Information supplied:
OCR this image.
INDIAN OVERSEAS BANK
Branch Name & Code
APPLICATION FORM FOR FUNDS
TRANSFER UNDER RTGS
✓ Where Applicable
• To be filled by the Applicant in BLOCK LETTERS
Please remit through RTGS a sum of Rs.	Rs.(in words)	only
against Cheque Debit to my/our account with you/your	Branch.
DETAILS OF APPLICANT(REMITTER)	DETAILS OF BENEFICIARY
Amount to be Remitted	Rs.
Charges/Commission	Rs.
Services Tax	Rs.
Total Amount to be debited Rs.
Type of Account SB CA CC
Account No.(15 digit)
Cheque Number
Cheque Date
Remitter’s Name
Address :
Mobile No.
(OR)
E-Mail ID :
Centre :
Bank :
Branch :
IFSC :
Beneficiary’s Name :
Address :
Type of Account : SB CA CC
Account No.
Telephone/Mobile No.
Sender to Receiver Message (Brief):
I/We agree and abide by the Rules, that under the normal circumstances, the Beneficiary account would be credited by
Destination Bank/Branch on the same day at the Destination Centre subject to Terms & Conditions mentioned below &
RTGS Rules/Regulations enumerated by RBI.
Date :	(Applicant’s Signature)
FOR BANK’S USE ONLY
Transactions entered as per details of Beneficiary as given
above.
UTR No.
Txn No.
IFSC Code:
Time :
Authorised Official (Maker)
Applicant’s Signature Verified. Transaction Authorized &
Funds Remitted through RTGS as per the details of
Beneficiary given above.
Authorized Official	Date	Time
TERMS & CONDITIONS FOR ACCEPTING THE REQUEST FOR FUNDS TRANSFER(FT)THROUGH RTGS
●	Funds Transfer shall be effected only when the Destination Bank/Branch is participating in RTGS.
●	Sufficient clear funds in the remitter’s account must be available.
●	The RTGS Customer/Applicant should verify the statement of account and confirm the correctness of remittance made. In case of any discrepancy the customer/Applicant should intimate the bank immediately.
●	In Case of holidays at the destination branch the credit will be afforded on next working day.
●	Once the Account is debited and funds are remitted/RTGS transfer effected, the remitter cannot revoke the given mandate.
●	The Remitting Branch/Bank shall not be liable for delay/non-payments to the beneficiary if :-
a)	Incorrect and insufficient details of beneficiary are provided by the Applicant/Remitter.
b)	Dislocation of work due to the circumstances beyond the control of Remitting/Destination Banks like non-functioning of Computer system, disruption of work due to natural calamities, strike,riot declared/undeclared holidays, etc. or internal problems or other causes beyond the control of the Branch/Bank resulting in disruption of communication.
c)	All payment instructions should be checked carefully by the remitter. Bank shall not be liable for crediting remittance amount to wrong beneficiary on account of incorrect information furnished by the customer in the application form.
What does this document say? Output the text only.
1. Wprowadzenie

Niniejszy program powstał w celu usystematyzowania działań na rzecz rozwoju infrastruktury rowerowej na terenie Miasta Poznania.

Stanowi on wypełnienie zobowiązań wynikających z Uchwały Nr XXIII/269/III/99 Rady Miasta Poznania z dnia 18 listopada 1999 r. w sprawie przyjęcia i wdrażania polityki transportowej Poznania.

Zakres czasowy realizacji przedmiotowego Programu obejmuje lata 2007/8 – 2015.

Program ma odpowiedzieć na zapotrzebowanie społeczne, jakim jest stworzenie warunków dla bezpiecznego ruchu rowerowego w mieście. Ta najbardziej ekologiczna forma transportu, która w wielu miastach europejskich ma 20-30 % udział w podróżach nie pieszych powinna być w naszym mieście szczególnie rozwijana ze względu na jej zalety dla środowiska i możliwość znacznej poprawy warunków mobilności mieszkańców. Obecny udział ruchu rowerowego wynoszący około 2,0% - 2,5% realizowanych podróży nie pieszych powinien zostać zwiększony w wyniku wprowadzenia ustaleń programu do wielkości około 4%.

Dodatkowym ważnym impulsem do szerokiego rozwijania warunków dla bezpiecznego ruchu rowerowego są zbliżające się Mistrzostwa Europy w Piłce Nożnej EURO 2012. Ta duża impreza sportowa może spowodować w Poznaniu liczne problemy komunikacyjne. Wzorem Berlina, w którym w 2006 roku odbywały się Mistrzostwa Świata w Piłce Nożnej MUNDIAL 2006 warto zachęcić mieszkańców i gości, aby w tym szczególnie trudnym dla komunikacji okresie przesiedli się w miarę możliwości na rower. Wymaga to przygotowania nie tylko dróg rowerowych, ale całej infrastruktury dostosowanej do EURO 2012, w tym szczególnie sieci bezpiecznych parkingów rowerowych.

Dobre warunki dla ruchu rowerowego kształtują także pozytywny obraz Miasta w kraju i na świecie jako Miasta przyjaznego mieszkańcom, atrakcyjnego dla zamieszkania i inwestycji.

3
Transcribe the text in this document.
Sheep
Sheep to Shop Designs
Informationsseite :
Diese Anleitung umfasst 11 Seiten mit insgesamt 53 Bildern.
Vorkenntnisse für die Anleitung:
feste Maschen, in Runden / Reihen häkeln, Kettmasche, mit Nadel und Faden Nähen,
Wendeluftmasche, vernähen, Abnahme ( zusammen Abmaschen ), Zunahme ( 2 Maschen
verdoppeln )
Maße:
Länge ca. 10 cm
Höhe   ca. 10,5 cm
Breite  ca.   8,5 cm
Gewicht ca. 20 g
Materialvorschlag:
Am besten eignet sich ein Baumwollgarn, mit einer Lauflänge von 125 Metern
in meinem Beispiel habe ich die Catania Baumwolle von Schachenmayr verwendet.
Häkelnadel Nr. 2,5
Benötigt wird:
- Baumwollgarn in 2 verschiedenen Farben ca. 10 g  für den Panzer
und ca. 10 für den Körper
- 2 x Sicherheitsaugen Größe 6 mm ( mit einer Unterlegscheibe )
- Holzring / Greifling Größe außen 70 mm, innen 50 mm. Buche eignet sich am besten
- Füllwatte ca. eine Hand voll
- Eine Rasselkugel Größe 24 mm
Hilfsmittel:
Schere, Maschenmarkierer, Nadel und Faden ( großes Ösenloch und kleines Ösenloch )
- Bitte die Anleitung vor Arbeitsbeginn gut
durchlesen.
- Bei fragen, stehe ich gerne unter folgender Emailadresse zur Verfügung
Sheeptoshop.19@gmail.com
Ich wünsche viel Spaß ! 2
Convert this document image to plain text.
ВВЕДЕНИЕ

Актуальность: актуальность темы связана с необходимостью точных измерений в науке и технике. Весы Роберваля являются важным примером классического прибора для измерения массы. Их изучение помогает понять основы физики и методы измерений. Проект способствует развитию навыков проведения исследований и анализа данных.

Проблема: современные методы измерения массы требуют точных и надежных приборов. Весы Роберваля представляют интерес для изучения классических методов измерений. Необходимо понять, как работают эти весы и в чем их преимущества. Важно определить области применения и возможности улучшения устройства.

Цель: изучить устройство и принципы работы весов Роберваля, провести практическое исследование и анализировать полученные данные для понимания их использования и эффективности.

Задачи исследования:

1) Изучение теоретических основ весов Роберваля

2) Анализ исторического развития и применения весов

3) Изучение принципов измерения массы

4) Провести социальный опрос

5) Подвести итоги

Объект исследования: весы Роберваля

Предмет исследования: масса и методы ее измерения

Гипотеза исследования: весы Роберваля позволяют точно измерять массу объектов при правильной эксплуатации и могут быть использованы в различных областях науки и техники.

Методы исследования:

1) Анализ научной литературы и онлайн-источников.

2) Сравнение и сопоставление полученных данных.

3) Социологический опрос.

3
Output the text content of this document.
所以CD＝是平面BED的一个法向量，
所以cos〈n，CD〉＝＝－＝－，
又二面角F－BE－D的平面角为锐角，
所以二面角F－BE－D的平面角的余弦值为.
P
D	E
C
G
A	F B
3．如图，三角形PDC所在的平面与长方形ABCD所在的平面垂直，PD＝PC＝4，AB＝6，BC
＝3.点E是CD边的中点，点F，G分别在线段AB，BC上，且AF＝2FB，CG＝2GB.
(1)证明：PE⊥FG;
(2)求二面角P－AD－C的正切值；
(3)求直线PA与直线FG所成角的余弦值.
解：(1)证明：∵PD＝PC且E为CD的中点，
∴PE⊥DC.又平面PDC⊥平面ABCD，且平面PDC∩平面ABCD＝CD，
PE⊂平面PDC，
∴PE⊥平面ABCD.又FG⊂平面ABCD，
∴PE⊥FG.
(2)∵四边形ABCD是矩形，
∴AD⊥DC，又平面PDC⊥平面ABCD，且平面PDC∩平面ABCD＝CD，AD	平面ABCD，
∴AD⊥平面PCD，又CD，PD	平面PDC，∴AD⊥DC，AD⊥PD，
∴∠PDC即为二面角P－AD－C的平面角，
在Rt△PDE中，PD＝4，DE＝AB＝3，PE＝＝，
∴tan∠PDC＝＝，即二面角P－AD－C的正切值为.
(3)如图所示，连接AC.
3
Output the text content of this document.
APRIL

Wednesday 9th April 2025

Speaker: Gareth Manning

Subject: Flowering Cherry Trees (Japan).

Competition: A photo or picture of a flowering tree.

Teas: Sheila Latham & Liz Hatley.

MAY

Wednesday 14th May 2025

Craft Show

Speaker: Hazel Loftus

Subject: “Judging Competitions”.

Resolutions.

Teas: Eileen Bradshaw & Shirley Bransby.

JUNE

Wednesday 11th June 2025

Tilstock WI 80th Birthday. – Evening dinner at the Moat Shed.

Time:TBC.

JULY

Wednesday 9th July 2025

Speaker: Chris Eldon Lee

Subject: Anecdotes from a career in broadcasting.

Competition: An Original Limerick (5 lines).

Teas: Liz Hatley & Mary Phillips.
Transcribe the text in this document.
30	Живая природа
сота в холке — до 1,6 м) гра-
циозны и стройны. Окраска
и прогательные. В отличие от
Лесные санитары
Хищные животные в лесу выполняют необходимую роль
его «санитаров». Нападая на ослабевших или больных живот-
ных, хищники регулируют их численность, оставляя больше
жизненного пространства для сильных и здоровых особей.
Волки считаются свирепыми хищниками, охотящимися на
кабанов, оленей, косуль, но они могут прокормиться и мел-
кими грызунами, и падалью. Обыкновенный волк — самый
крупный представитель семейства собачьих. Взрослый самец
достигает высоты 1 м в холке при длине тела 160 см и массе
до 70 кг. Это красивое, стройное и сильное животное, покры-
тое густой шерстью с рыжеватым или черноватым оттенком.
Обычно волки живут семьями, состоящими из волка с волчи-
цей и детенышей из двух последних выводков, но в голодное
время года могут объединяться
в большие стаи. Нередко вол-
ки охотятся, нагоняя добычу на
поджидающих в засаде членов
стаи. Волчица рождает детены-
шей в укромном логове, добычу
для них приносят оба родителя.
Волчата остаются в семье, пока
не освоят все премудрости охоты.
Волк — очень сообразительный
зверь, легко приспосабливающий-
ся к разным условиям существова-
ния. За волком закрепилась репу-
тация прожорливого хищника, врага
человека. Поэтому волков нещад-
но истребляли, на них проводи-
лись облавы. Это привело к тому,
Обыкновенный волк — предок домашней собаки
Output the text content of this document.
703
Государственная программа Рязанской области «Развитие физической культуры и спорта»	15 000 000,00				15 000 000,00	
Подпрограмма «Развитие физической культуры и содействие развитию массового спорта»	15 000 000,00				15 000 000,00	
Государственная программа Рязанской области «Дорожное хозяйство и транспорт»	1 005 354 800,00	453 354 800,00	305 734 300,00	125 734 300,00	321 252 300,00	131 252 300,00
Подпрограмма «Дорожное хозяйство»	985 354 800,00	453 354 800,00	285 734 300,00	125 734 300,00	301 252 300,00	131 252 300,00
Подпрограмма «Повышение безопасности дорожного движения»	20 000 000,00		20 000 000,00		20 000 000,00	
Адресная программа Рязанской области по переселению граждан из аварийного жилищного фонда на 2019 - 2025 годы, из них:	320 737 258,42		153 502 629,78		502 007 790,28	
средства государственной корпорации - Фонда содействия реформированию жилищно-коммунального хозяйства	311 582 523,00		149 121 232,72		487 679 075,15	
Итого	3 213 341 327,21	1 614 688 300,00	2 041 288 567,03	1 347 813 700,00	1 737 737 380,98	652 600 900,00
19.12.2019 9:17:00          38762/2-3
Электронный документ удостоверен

Your objective: Identify every line above with the string "Wednesday" in it. Copy those lines.

Expected answer:
Wednesday 9th April 2025
Wednesday 14th May 2025
Wednesday 11th June 2025
Wednesday 9th July 2025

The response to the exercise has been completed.